▸ TO DO:
Please pull out every line that includes the string "Vernon".

▸ Data records:
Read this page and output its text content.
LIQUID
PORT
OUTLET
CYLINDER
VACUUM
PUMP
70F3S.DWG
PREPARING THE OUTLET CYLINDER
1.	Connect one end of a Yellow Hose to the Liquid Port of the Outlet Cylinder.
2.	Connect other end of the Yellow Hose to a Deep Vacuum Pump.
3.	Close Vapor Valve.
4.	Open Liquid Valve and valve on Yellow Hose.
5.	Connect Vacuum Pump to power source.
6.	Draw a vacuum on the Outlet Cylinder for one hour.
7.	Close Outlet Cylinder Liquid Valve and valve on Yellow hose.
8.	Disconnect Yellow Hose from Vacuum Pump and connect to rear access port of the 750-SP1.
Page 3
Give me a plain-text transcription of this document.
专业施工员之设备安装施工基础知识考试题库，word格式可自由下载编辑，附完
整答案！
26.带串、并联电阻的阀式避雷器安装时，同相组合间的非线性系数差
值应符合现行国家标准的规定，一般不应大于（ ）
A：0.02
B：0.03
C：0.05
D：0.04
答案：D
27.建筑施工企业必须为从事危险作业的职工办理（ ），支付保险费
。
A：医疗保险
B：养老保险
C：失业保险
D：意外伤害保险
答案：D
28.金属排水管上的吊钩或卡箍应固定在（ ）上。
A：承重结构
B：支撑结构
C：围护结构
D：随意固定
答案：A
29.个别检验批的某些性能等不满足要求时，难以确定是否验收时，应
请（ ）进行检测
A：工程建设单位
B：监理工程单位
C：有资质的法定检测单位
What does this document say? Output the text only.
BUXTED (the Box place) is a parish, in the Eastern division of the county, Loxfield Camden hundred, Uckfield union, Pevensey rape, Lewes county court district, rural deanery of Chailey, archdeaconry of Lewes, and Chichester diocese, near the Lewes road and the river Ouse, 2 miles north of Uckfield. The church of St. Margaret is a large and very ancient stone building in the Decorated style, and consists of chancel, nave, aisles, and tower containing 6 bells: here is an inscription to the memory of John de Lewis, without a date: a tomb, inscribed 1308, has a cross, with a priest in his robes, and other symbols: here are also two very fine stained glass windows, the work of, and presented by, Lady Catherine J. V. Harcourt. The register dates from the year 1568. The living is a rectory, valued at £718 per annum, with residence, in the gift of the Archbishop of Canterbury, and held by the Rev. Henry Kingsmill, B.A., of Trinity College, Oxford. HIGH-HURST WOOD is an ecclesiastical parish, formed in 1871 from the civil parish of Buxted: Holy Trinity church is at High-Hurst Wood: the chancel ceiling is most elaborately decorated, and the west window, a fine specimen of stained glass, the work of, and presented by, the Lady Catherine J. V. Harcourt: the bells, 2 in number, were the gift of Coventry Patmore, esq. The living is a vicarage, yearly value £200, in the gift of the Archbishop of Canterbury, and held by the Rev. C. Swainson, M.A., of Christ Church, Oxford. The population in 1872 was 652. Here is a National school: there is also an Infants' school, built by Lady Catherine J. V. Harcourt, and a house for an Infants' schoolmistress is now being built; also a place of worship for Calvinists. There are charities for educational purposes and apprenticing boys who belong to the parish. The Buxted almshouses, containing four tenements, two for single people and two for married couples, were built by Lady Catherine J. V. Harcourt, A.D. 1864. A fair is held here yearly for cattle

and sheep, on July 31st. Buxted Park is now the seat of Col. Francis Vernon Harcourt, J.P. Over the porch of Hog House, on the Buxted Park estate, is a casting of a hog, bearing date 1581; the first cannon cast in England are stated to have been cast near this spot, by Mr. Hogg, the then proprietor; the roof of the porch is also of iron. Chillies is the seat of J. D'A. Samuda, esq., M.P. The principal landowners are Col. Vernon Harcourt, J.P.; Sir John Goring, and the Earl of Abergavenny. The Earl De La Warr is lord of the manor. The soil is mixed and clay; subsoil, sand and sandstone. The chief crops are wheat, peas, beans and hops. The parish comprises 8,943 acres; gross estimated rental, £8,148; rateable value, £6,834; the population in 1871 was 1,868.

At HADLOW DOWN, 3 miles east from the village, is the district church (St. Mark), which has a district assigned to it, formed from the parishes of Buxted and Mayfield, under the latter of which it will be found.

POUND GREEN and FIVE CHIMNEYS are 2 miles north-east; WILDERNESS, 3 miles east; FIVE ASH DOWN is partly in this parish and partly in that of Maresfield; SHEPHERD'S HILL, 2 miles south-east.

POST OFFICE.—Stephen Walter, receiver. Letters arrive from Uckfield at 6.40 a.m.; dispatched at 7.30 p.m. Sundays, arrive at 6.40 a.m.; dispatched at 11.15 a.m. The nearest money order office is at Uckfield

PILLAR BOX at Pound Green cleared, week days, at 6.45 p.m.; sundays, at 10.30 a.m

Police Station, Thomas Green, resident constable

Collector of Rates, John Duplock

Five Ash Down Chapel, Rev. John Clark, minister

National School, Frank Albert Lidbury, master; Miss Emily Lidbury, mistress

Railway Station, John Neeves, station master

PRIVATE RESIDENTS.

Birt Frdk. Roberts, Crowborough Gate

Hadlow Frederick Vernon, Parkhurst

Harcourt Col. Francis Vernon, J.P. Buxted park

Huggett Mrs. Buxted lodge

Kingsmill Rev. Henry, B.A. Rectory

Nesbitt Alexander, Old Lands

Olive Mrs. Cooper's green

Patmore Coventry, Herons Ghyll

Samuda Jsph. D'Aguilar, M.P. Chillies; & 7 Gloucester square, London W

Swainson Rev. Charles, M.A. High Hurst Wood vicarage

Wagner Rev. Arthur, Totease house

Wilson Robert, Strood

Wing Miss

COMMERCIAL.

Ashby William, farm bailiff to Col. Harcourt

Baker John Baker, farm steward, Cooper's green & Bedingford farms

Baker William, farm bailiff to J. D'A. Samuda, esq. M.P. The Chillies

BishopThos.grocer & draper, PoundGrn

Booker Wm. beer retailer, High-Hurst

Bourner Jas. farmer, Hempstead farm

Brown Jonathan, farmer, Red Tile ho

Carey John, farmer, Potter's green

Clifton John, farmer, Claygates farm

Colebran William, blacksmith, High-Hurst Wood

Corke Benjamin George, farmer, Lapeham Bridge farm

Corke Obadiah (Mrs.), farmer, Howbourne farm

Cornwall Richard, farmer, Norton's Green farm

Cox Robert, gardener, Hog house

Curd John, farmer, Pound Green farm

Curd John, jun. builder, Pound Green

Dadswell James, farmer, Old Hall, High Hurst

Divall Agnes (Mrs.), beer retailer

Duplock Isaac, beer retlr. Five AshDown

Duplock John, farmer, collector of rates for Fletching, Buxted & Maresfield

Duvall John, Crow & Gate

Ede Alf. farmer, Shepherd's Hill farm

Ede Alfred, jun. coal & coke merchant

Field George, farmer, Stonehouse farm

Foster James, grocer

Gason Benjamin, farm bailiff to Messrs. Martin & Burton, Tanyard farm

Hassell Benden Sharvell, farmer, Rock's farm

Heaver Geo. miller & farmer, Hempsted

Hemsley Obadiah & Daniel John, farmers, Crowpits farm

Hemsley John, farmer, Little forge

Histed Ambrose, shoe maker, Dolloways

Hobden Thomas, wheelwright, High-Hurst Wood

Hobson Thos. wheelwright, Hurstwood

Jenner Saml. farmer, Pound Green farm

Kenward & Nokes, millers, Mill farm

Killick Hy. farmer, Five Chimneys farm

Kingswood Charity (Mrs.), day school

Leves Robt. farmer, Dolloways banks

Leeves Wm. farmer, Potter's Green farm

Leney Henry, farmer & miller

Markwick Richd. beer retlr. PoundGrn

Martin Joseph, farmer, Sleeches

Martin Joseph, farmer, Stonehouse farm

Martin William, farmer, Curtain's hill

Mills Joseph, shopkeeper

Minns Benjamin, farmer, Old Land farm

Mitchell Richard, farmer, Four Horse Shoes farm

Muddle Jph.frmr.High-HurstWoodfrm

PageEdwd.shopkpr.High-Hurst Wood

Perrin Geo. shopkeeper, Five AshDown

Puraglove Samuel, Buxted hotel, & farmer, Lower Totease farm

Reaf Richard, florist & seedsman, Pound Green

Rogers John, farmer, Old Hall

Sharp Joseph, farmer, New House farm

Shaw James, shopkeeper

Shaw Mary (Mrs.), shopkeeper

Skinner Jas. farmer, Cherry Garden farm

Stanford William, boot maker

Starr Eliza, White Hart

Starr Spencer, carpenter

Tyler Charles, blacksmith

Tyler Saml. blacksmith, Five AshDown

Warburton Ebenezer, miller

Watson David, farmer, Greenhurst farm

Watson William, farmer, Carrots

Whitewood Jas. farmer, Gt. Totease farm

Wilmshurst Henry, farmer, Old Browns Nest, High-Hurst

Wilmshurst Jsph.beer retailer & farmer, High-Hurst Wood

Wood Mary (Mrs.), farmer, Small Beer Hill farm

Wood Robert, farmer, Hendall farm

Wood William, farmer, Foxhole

▸ RESULT FOR THIS TASK:
and sheep, on July 31st. Buxted Park is now the seat of Col. Francis Vernon Harcourt, J.P. Over the porch of Hog House, on the Buxted Park estate, is a casting of a hog, bearing date 1581; the first cannon cast in England are stated to have been cast near this spot, by Mr. Hogg, the then proprietor; the roof of the porch is also of iron. Chillies is the seat of J. D'A. Samuda, esq., M.P. The principal landowners are Col. Vernon Harcourt, J.P.; Sir John Goring, and the Earl of Abergavenny. The Earl De La Warr is lord of the manor. The soil is mixed and clay; subsoil, sand and sandstone. The chief crops are wheat, peas, beans and hops. The parish comprises 8,943 acres; gross estimated rental, £8,148; rateable value, £6,834; the population in 1871 was 1,868.
Hadlow Frederick Vernon, Parkhurst
Harcourt Col. Francis Vernon, J.P. Buxted park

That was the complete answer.